Stated problem - Gather every line from the entries below that includes "использования".

::::

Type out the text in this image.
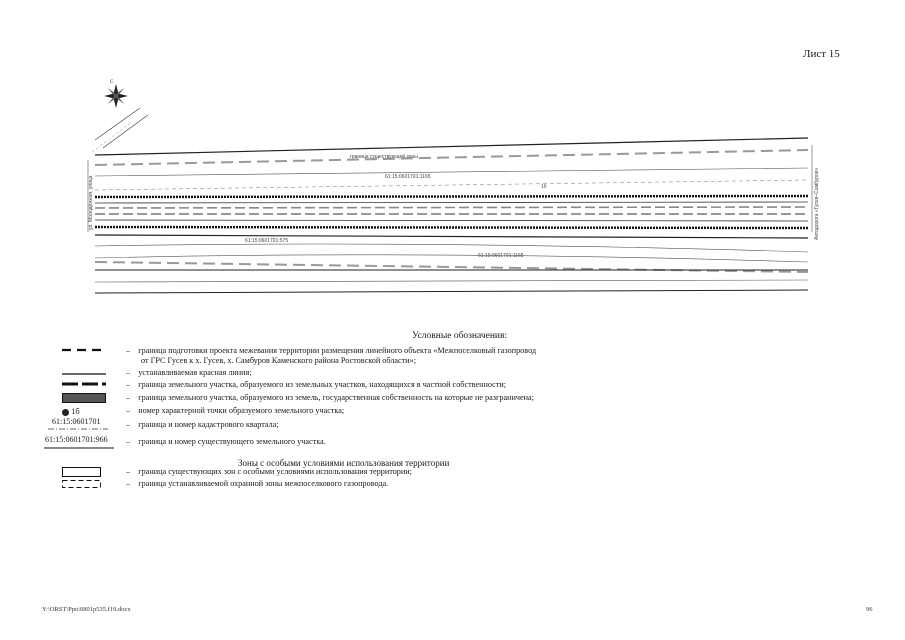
Лист 15
С
граница существующей зоны
61:15:0601701:1165
61:15:0601701:575
61:15:0601701:1165
1б
ул. Молодёжная, улица	Автодорога «Гусев–Самбуров»
Условные обозначения:
– граница подготовки проекта межевания территории размещения линейного объекта «Межпоселковый газопровод
от ГРС Гусев к х. Гусев, х. Самбуров Каменского района Ростовской области»;
– устанавливаемая красная линия;
– граница земельного участка, образуемого из земельных участков, находящихся в частной собственности;
– граница земельного участка, образуемого из земель, государственная собственность на которые не разграничена;
1б	– номер характерной точки образуемого земельного участка;
61:15:0601701	– граница и номер кадастрового квартала;
61:15:0601701:966 – граница и номер существующего земельного участка.
Зоны с особыми условиями использования территории
– граница существующих зон с особыми условиями использования территории;
– граница устанавливаемой охранной зоны межпоселкового газопровода.
Y:\ORST\Ppo\0801p535.f19.docx	96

::::

Solution below -
Зоны с особыми условиями использования территории
– граница существующих зон с особыми условиями использования территории;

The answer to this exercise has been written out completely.